* **What the exercise asks**:
Leave out all pictures. Extract exactly the lines from the one containing "Read all visible content and emit it as JSON." through the end of the data.

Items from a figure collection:
::::::

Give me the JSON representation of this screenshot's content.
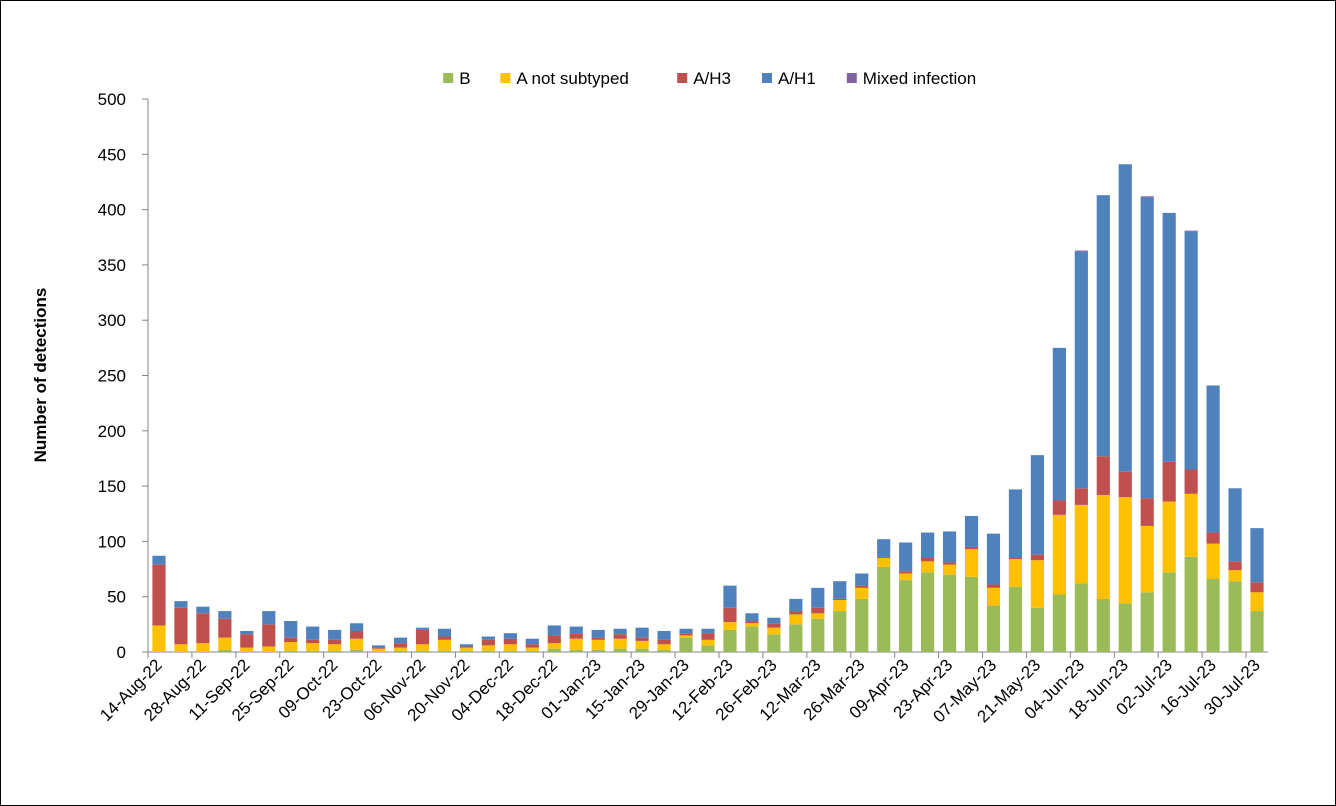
{
  "chart_data": {
    "type": "stacked_bar",
    "y_label": "Number of detections",
    "categories": [
      "14-Aug-22",
      null,
      "28-Aug-22",
      null,
      "11-Sep-22",
      null,
      "25-Sep-22",
      null,
      "09-Oct-22",
      null,
      "23-Oct-22",
      null,
      "06-Nov-22",
      null,
      "20-Nov-22",
      null,
      "04-Dec-22",
      null,
      "18-Dec-22",
      null,
      "01-Jan-23",
      null,
      "15-Jan-23",
      null,
      "29-Jan-23",
      null,
      "12-Feb-23",
      null,
      "26-Feb-23",
      null,
      "12-Mar-23",
      null,
      "26-Mar-23",
      null,
      "09-Apr-23",
      null,
      "23-Apr-23",
      null,
      "07-May-23",
      null,
      "21-May-23",
      null,
      "04-Jun-23",
      null,
      "18-Jun-23",
      null,
      "02-Jul-23",
      null,
      "16-Jul-23",
      null,
      "30-Jul-23"
    ],
    "series": [
      {
        "name": "B",
        "color": "#9bbb59",
        "values": [
          0,
          0,
          0,
          2,
          0,
          0,
          1,
          1,
          1,
          2,
          0,
          1,
          1,
          1,
          1,
          1,
          1,
          1,
          3,
          2,
          2,
          3,
          3,
          2,
          13,
          6,
          20,
          23,
          16,
          25,
          30,
          37,
          48,
          77,
          65,
          72,
          70,
          68,
          42,
          59,
          40,
          52,
          62,
          48,
          44,
          54,
          72,
          86,
          66,
          64,
          37
        ]
      },
      {
        "name": "A not subtyped",
        "color": "#ffc000",
        "values": [
          24,
          7,
          8,
          11,
          4,
          5,
          8,
          7,
          6,
          10,
          3,
          3,
          6,
          10,
          3,
          5,
          6,
          3,
          5,
          10,
          9,
          9,
          7,
          5,
          2,
          5,
          7,
          3,
          6,
          9,
          5,
          10,
          10,
          8,
          6,
          10,
          9,
          25,
          16,
          25,
          43,
          72,
          71,
          94,
          96,
          60,
          64,
          57,
          32,
          10,
          17
        ]
      },
      {
        "name": "A/H3",
        "color": "#c0504d",
        "values": [
          55,
          33,
          27,
          17,
          12,
          20,
          4,
          3,
          4,
          7,
          1,
          4,
          13,
          3,
          1,
          5,
          5,
          3,
          7,
          5,
          2,
          4,
          3,
          4,
          2,
          6,
          13,
          2,
          4,
          3,
          5,
          1,
          2,
          1,
          2,
          3,
          2,
          2,
          3,
          1,
          5,
          13,
          15,
          35,
          23,
          25,
          36,
          22,
          10,
          8,
          9
        ]
      },
      {
        "name": "A/H1",
        "color": "#4f81bd",
        "values": [
          8,
          6,
          6,
          7,
          3,
          12,
          15,
          12,
          9,
          7,
          2,
          5,
          2,
          7,
          2,
          3,
          5,
          5,
          9,
          6,
          7,
          5,
          9,
          8,
          4,
          4,
          20,
          7,
          5,
          11,
          18,
          16,
          11,
          16,
          26,
          23,
          28,
          28,
          46,
          62,
          90,
          138,
          214,
          236,
          278,
          272,
          225,
          215,
          133,
          66,
          49
        ]
      },
      {
        "name": "Mixed infection",
        "color": "#8064a2",
        "values": [
          0,
          0,
          0,
          0,
          0,
          0,
          0,
          0,
          0,
          0,
          0,
          0,
          0,
          0,
          0,
          0,
          0,
          0,
          0,
          0,
          0,
          0,
          0,
          0,
          0,
          0,
          0,
          0,
          0,
          0,
          0,
          0,
          0,
          0,
          0,
          0,
          0,
          0,
          0,
          0,
          0,
          0,
          1,
          0,
          0,
          1,
          0,
          1,
          0,
          0,
          0
        ]
      }
    ],
    "ylim": [
      0,
      500
    ],
    "yticks": [
      0,
      50,
      100,
      150,
      200,
      250,
      300,
      350,
      400,
      450,
      500
    ],
    "legend": "top"
  }
}
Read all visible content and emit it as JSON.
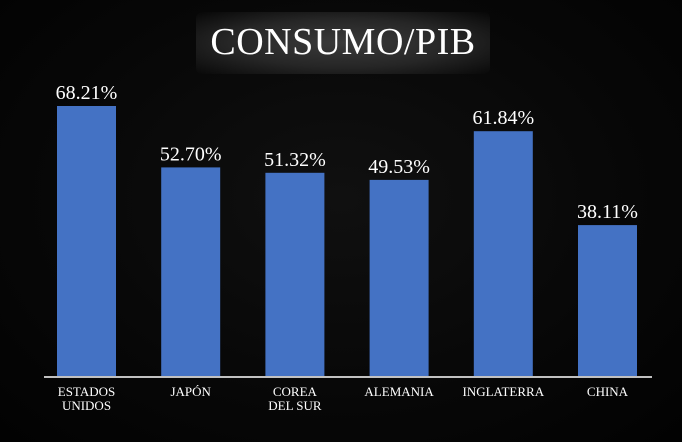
{
  "chart_data": {
    "type": "bar",
    "title": "CONSUMO/PIB",
    "xlabel": "",
    "ylabel": "",
    "ylim": [
      0,
      73
    ],
    "grid": false,
    "legend": "none",
    "bar_color": "#4472c4",
    "categories": [
      "ESTADOS UNIDOS",
      "JAPÓN",
      "COREA DEL SUR",
      "ALEMANIA",
      "INGLATERRA",
      "CHINA"
    ],
    "category_lines": [
      [
        "ESTADOS",
        "UNIDOS"
      ],
      [
        "JAPÓN"
      ],
      [
        "COREA",
        "DEL SUR"
      ],
      [
        "ALEMANIA"
      ],
      [
        "INGLATERRA"
      ],
      [
        "CHINA"
      ]
    ],
    "values": [
      68.21,
      52.7,
      51.32,
      49.53,
      61.84,
      38.11
    ],
    "value_labels": [
      "68.21%",
      "52.70%",
      "51.32%",
      "49.53%",
      "61.84%",
      "38.11%"
    ]
  }
}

::::::

* **Result**:
Read all visible content and emit it as JSON.
{
  "chart_data": {
    "type": "bar",
    "title": "CONSUMO/PIB",
    "xlabel": "",
    "ylabel": "",
    "ylim": [
      0,
      73
    ],
    "grid": false,
    "legend": "none",
    "bar_color": "#4472c4",
    "categories": [
      "ESTADOS UNIDOS",
      "JAPÓN",
      "COREA DEL SUR",
      "ALEMANIA",
      "INGLATERRA",
      "CHINA"
    ],
    "category_lines": [
      [
        "ESTADOS",
        "UNIDOS"
      ],
      [
        "JAPÓN"
      ],
      [
        "COREA",
        "DEL SUR"
      ],
      [
        "ALEMANIA"
      ],
      [
        "INGLATERRA"
      ],
      [
        "CHINA"
      ]
    ],
    "values": [
      68.21,
      52.7,
      51.32,
      49.53,
      61.84,
      38.11
    ],
    "value_labels": [
      "68.21%",
      "52.70%",
      "51.32%",
      "49.53%",
      "61.84%",
      "38.11%"
    ]
  }
}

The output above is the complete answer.